▸ **Work instructions**
Leave out the images; return the rest of the data exactly.

Data entries:

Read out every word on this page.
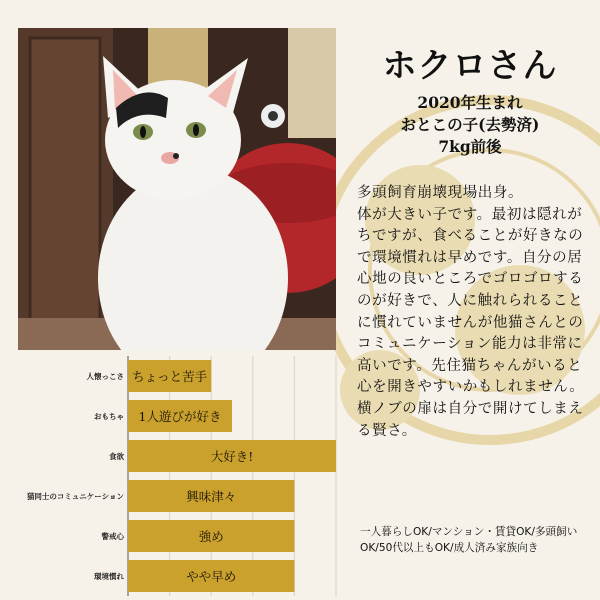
ホクロさん
2020年生まれ
おとこの子(去勢済)
7kg前後

多頭飼育崩壊現場出身。

体が大きい子です。最初は隠れがちですが、食べることが好きなので環境慣れは早めです。自分の居心地の良いところでゴロゴロするのが好きで、人に触れられることに慣れていませんが他猫さんとのコミュニケーション能力は非常に高いです。先住猫ちゃんがいると心を開きやすいかもしれません。横ノブの扉は自分で開けてしまえる賢さ。

一人暮らしOK/マンション・賃貸OK/多頭飼いOK/50代以上もOK/成人済み家族向き
人懐っこさ ちょっと苦手
おもちゃ 1人遊びが好き
食欲	大好き!
猫同士のコミュニケーション	興味津々
警戒心	強め
環境慣れ	やや早め
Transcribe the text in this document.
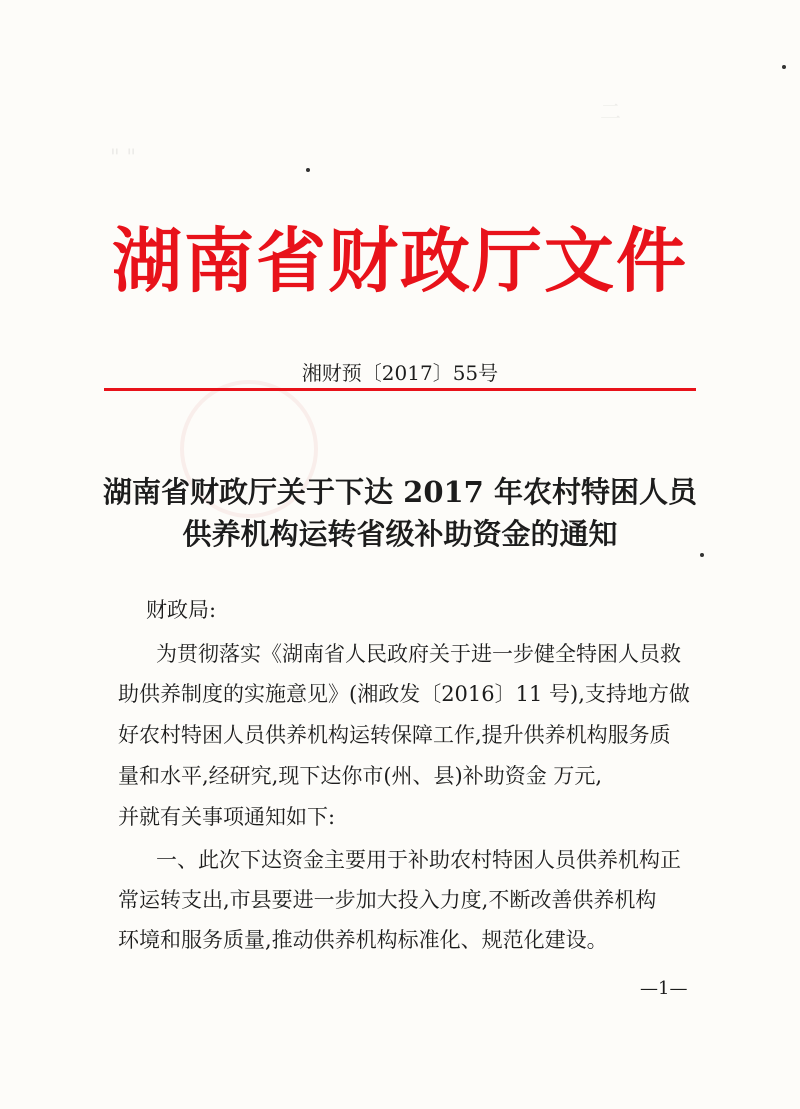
二
" "
湖南省财政厅文件
湘财预〔2017〕55号
湖南省财政厅关于下达 2017 年农村特困人员
供养机构运转省级补助资金的通知
财政局:
为贯彻落实《湖南省人民政府关于进一步健全特困人员救
助供养制度的实施意见》(湘政发〔2016〕11 号),支持地方做
好农村特困人员供养机构运转保障工作,提升供养机构服务质
量和水平,经研究,现下达你市(州、县)补助资金 万元,
并就有关事项通知如下:
一、此次下达资金主要用于补助农村特困人员供养机构正
常运转支出,市县要进一步加大投入力度,不断改善供养机构
环境和服务质量,推动供养机构标准化、规范化建设。
—1—
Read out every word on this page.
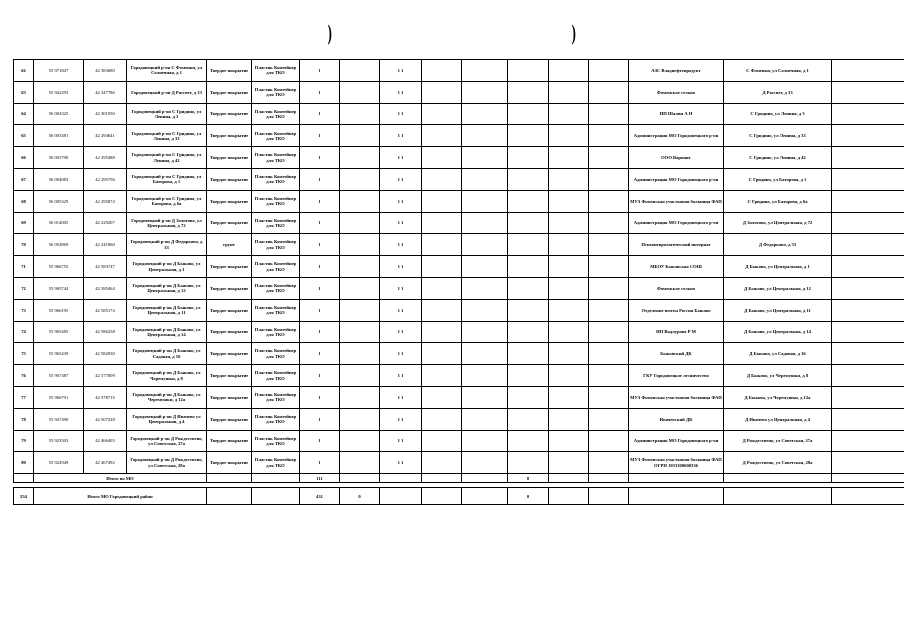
)	)
62	55 971847	42 383680	Городовецкий р-он С Фоменки, ул Солнечная, д 1	Твердое покрытие	Пластик Контейнер для ТКО	1		1 1						АЗС Владнефтепродукт	С Фоменки, ул Солнечная, д 1	
63	55 942293	42 347786	Городовецкий р-он Д Рассвет, д 33	Твердое покрытие	Пластик Контейнер для ТКО	1		1 1						Фоменское сельпо	Д Рассвет, д 33	
64	56 004325	42 301950	Городовецкий р-он С Гридино, ул Ленина, д 3	Твердое покрытие	Пластик Контейнер для ТКО	1		1 1						ИП Шалин А Н	С Гридино, ул Ленина, д 3	
65	56 003381	42 294641	Городовецкий р-он С Гридино, ул Ленина, д 33	Твердое покрытие	Пластик Контейнер для ТКО	1		1 1						Администрация МО Городовецкого р-он	С Гридино, ул Ленина, д 33	
66	56 003790	42 295488	Городовецкий р-он С Гридино, ул Ленина, д 42	Твердое покрытие	Пластик Контейнер для ТКО	1		1 1						ООО Вариант	С Гридино, ул Ленина, д 42	
67	56 004083	42 295756	Городовецкий р-он С Гридино, ул Баторова, д 1	Твердое покрытие	Пластик Контейнер для ТКО	1		1 1						Администрация МО Городовецкого р-он	С Гридино, ул Баторова, д 1	
68	56 005329	42 295874	Городовецкий р-он С Гридино, ул Баторова, д 6а	Твердое покрытие	Пластик Контейнер для ТКО	1		1 1						МУЗ Фоменская участковая больница ФАП	С Гридино, ул Баторова, д 6а	
69	56 014005	42 229207	Городовецкий р-он Д Золотово, ул Центральная, д 72	Твердое покрытие	Пластик Контейнер для ТКО	1		1 1						Администрация МО Городовецкого р-он	Д Золотово, ул Центральная, д 72	
70	56 052869	42 241860	Городовецкий р-он Д Федорково, д 33	грунт	Пластик Контейнер для ТКО	1		1 1						Психоневрологический интернат	Д Федорково, д 33	
71	55 966755	42 583747	Городовецкий р-он Д Быково, ул Центральная, д 1	Твердое покрытие	Пластик Контейнер для ТКО	1		1 1						МБОУ Быковская СОШ	Д Быково, ул Центральная, д 1	
72	55 965744	42 585464	Городовецкий р-он Д Быково, ул Центральная, д 12	Твердое покрытие	Пластик Контейнер для ТКО	1		1 1						Фоменское сельпо	Д Быково, ул Центральная, д 12	
73	55 966195	42 585174	Городовецкий р-он Д Быково, ул Центральная, д 11	Твердое покрытие	Пластик Контейнер для ТКО	1		1 1						Отделение почты Россия Быково	Д Быково, ул Центральная, д 11	
74	55 965485	42 586258	Городовецкий р-он Д Быково, ул Центральная, д 14	Твердое покрытие	Пластик Контейнер для ТКО	1		1 1						ИП Вадлурова Р М	Д Быково, ул Центральная, д 14	
75	55 965439	42 582030	Городовецкий р-он Д Быково, ул Садовая, д 16	Твердое покрытие	Пластик Контейнер для ТКО	1		1 1						Быковский ДК	Д Быково, ул Садовая, д 16	
76	55 967387	42 577009	Городовецкий р-он Д Быково, ул Черемушки, д 8	Твердое покрытие	Пластик Контейнер для ТКО	1		1 1						ГКУ Городовецкое лесничество	Д Быково, ул Черемушки, д 8	
77	55 966791	42 578715	Городовецкий р-он Д Быково, ул Черемушки, д 12а	Твердое покрытие	Пластик Контейнер для ТКО	1		1 1						МУЗ Фоменская участковая больница ФАП	Д Быково, ул Черемушки, д 12а	
78	55 947490	42 507328	Городовецкий р-он Д Ивачево ул Центральная, д 4	Твердое покрытие	Пластик Контейнер для ТКО	1		1 1						Ивачевский ДК	Д Ивачево ул Центральная, д 4	
79	55 923503	42 466403	Городовецкий р-он Д Рождествено, ул Советская, 27а	Твердое покрытие	Пластик Контейнер для ТКО	1		1 1						Администрация МО Городовецкого р-он	Д Рождествено, ул Советская, 27а	
80	55 922949	42 467492	Городовецкий р-он Д Рождествено, ул Советская, 28а	Твердое покрытие	Пластик Контейнер для ТКО	1		1 1						МУЗ Фоменская участковая больница ФАП ОГРН 1033300600336	Д Рождествено, ул Советская, 28а	
	Итого по МО					111					0					

254	Итого МО Городовецкий район					431	0				0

▸ **Output for this exercise**
Read out every word on this page.
ホクロさん
2020年生まれ
おとこの子(去勢済)
7kg前後

多頭飼育崩壊現場出身。

体が大きい子です。最初は隠れがちですが、食べることが好きなので環境慣れは早めです。自分の居心地の良いところでゴロゴロするのが好きで、人に触れられることに慣れていませんが他猫さんとのコミュニケーション能力は非常に高いです。先住猫ちゃんがいると心を開きやすいかもしれません。横ノブの扉は自分で開けてしまえる賢さ。

一人暮らしOK/マンション・賃貸OK/多頭飼いOK/50代以上もOK/成人済み家族向き
人懐っこさ ちょっと苦手
おもちゃ 1人遊びが好き
食欲	大好き!
猫同士のコミュニケーション	興味津々
警戒心	強め
環境慣れ	やや早め
Transcribe the text in this document.
二
" "
湖南省财政厅文件
湘财预〔2017〕55号
湖南省财政厅关于下达 2017 年农村特困人员
供养机构运转省级补助资金的通知
财政局:
为贯彻落实《湖南省人民政府关于进一步健全特困人员救
助供养制度的实施意见》(湘政发〔2016〕11 号),支持地方做
好农村特困人员供养机构运转保障工作,提升供养机构服务质
量和水平,经研究,现下达你市(州、县)补助资金 万元,
并就有关事项通知如下:
一、此次下达资金主要用于补助农村特困人员供养机构正
常运转支出,市县要进一步加大投入力度,不断改善供养机构
环境和服务质量,推动供养机构标准化、规范化建设。
—1—
Read out every word on this page.
)	)
62	55 971847	42 383680	Городовецкий р-он С Фоменки, ул Солнечная, д 1	Твердое покрытие	Пластик Контейнер для ТКО	1		1 1						АЗС Владнефтепродукт	С Фоменки, ул Солнечная, д 1	
63	55 942293	42 347786	Городовецкий р-он Д Рассвет, д 33	Твердое покрытие	Пластик Контейнер для ТКО	1		1 1						Фоменское сельпо	Д Рассвет, д 33	
64	56 004325	42 301950	Городовецкий р-он С Гридино, ул Ленина, д 3	Твердое покрытие	Пластик Контейнер для ТКО	1		1 1						ИП Шалин А Н	С Гридино, ул Ленина, д 3	
65	56 003381	42 294641	Городовецкий р-он С Гридино, ул Ленина, д 33	Твердое покрытие	Пластик Контейнер для ТКО	1		1 1						Администрация МО Городовецкого р-он	С Гридино, ул Ленина, д 33	
66	56 003790	42 295488	Городовецкий р-он С Гридино, ул Ленина, д 42	Твердое покрытие	Пластик Контейнер для ТКО	1		1 1						ООО Вариант	С Гридино, ул Ленина, д 42	
67	56 004083	42 295756	Городовецкий р-он С Гридино, ул Баторова, д 1	Твердое покрытие	Пластик Контейнер для ТКО	1		1 1						Администрация МО Городовецкого р-он	С Гридино, ул Баторова, д 1	
68	56 005329	42 295874	Городовецкий р-он С Гридино, ул Баторова, д 6а	Твердое покрытие	Пластик Контейнер для ТКО	1		1 1						МУЗ Фоменская участковая больница ФАП	С Гридино, ул Баторова, д 6а	
69	56 014005	42 229207	Городовецкий р-он Д Золотово, ул Центральная, д 72	Твердое покрытие	Пластик Контейнер для ТКО	1		1 1						Администрация МО Городовецкого р-он	Д Золотово, ул Центральная, д 72	
70	56 052869	42 241860	Городовецкий р-он Д Федорково, д 33	грунт	Пластик Контейнер для ТКО	1		1 1						Психоневрологический интернат	Д Федорково, д 33	
71	55 966755	42 583747	Городовецкий р-он Д Быково, ул Центральная, д 1	Твердое покрытие	Пластик Контейнер для ТКО	1		1 1						МБОУ Быковская СОШ	Д Быково, ул Центральная, д 1	
72	55 965744	42 585464	Городовецкий р-он Д Быково, ул Центральная, д 12	Твердое покрытие	Пластик Контейнер для ТКО	1		1 1						Фоменское сельпо	Д Быково, ул Центральная, д 12	
73	55 966195	42 585174	Городовецкий р-он Д Быково, ул Центральная, д 11	Твердое покрытие	Пластик Контейнер для ТКО	1		1 1						Отделение почты Россия Быково	Д Быково, ул Центральная, д 11	
74	55 965485	42 586258	Городовецкий р-он Д Быково, ул Центральная, д 14	Твердое покрытие	Пластик Контейнер для ТКО	1		1 1						ИП Вадлурова Р М	Д Быково, ул Центральная, д 14	
75	55 965439	42 582030	Городовецкий р-он Д Быково, ул Садовая, д 16	Твердое покрытие	Пластик Контейнер для ТКО	1		1 1						Быковский ДК	Д Быково, ул Садовая, д 16	
76	55 967387	42 577009	Городовецкий р-он Д Быково, ул Черемушки, д 8	Твердое покрытие	Пластик Контейнер для ТКО	1		1 1						ГКУ Городовецкое лесничество	Д Быково, ул Черемушки, д 8	
77	55 966791	42 578715	Городовецкий р-он Д Быково, ул Черемушки, д 12а	Твердое покрытие	Пластик Контейнер для ТКО	1		1 1						МУЗ Фоменская участковая больница ФАП	Д Быково, ул Черемушки, д 12а	
78	55 947490	42 507328	Городовецкий р-он Д Ивачево ул Центральная, д 4	Твердое покрытие	Пластик Контейнер для ТКО	1		1 1						Ивачевский ДК	Д Ивачево ул Центральная, д 4	
79	55 923503	42 466403	Городовецкий р-он Д Рождествено, ул Советская, 27а	Твердое покрытие	Пластик Контейнер для ТКО	1		1 1						Администрация МО Городовецкого р-он	Д Рождествено, ул Советская, 27а	
80	55 922949	42 467492	Городовецкий р-он Д Рождествено, ул Советская, 28а	Твердое покрытие	Пластик Контейнер для ТКО	1		1 1						МУЗ Фоменская участковая больница ФАП ОГРН 1033300600336	Д Рождествено, ул Советская, 28а	
	Итого по МО					111					0					

254	Итого МО Городовецкий район					431	0				0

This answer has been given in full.